*** Given records ***

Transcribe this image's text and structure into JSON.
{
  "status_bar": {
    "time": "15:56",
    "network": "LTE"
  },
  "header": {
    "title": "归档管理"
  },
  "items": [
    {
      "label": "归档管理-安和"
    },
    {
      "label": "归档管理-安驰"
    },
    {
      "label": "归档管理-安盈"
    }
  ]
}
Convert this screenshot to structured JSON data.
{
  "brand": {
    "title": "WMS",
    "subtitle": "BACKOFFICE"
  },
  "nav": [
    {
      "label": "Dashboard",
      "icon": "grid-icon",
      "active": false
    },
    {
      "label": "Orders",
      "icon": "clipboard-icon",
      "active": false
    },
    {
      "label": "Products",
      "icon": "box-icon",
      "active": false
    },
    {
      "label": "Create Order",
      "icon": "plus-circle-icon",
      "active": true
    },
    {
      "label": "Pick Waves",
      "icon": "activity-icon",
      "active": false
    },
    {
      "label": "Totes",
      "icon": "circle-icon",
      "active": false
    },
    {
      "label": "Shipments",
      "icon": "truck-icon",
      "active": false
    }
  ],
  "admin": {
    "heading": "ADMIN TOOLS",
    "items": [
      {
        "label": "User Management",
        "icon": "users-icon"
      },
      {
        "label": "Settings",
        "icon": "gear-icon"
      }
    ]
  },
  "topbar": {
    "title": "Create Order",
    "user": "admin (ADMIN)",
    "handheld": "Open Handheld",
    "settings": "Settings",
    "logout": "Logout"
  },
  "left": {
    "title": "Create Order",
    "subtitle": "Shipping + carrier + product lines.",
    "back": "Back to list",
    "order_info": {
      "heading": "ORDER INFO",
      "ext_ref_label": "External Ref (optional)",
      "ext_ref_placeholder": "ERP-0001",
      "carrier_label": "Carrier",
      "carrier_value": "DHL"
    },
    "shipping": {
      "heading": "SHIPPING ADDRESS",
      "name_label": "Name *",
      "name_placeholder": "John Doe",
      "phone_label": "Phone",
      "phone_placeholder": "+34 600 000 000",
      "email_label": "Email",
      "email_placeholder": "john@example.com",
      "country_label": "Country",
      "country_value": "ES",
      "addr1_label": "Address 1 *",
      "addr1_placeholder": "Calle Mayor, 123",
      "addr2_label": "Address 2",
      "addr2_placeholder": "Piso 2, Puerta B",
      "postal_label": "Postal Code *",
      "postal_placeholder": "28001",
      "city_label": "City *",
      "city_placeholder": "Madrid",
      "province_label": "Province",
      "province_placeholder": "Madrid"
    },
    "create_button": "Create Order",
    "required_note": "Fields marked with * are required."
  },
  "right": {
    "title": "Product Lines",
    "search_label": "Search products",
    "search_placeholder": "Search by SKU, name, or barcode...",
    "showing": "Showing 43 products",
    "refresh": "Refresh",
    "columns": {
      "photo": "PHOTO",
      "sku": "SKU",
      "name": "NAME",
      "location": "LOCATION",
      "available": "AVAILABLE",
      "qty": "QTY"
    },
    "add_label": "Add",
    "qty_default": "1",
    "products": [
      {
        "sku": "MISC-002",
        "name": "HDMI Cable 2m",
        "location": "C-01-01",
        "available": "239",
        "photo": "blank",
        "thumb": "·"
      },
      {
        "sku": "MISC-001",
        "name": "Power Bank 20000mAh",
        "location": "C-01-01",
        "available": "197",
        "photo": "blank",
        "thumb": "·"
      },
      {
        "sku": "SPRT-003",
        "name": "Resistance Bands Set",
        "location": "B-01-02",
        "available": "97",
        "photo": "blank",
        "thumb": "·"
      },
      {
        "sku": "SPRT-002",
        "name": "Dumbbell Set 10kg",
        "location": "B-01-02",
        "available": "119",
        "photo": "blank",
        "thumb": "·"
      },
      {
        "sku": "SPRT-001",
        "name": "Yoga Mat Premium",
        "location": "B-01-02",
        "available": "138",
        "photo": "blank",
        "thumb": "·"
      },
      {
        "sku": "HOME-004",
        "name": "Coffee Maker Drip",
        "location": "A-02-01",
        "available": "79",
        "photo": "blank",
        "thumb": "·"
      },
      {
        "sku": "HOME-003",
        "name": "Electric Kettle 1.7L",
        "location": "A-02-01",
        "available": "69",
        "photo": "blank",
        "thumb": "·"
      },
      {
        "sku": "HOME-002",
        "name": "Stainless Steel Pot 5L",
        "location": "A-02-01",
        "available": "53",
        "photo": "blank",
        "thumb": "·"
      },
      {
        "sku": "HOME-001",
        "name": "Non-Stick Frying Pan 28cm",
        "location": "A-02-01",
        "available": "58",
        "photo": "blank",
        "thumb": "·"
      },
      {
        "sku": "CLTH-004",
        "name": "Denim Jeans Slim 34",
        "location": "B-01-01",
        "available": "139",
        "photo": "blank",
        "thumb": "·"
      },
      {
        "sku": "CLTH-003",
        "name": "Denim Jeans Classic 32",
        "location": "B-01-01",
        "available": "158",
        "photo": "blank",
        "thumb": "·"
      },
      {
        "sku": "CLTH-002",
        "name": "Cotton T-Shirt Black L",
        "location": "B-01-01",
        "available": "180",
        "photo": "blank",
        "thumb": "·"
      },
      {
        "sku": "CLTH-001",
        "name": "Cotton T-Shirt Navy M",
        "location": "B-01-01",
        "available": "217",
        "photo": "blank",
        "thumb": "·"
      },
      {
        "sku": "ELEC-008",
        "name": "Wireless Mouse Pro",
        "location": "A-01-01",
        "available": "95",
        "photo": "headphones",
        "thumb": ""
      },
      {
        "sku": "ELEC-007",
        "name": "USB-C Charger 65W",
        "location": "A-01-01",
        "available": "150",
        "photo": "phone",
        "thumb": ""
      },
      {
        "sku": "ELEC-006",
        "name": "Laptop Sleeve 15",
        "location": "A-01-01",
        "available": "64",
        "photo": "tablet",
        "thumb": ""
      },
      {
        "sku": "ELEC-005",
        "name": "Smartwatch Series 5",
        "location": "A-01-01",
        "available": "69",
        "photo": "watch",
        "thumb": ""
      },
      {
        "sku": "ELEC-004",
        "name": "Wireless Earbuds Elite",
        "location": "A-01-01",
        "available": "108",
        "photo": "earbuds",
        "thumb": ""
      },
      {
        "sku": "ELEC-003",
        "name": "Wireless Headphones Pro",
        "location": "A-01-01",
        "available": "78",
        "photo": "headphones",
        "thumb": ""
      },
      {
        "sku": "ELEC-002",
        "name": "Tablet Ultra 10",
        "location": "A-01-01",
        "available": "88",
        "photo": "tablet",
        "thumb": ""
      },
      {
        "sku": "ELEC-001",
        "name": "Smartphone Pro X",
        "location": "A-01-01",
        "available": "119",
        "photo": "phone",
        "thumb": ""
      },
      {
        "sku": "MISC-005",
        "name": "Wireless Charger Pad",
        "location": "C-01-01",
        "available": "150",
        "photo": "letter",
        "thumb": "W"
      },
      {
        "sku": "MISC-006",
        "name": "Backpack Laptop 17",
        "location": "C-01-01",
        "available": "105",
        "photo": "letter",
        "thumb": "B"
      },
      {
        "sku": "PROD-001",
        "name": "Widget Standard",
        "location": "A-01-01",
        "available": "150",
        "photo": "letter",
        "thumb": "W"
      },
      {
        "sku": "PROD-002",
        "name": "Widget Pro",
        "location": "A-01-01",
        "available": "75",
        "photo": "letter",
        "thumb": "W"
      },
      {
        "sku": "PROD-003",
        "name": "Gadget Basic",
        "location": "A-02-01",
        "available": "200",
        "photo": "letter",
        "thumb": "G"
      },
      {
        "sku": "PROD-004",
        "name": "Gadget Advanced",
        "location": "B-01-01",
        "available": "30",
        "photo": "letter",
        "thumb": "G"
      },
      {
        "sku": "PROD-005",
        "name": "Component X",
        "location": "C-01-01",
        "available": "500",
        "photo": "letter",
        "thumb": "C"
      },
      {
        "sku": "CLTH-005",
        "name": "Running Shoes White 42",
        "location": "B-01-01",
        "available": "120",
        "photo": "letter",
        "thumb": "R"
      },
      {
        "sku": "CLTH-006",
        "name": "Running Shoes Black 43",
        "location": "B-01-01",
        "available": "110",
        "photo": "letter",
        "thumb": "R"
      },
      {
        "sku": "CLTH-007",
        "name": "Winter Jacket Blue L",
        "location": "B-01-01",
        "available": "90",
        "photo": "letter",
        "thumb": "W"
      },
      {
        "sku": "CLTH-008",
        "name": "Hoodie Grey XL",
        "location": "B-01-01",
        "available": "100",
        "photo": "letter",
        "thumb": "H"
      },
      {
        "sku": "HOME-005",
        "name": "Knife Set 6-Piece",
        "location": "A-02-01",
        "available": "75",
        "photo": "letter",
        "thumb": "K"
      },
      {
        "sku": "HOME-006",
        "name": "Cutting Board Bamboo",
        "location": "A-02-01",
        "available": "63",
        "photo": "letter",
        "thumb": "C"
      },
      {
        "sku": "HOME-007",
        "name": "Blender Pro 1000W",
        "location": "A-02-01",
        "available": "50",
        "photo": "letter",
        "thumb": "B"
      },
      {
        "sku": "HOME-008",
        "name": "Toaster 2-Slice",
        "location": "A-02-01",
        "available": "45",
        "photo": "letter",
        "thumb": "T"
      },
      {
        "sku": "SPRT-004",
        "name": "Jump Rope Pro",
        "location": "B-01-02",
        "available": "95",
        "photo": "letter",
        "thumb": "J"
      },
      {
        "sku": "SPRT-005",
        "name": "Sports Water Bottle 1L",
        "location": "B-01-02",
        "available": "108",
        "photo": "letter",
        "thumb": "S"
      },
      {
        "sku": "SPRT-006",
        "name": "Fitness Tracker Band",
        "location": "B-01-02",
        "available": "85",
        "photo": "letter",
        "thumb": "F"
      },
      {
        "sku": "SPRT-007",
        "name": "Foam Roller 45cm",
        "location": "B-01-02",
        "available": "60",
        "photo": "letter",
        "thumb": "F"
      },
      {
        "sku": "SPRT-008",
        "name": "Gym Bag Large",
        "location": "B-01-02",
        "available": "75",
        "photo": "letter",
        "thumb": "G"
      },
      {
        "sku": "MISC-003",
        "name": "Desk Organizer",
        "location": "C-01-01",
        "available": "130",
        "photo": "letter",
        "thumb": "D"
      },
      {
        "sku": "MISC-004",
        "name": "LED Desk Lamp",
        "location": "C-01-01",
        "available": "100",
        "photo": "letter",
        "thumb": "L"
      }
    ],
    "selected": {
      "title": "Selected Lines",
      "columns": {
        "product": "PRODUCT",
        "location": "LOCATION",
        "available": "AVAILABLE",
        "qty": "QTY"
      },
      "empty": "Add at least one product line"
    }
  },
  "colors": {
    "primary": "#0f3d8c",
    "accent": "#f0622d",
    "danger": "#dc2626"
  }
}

***

** What is needed **
Gather each line in the data that holds the string "Denim".

** Exercise answer **
        "name": "Denim Jeans Slim 34",
        "name": "Denim Jeans Classic 32",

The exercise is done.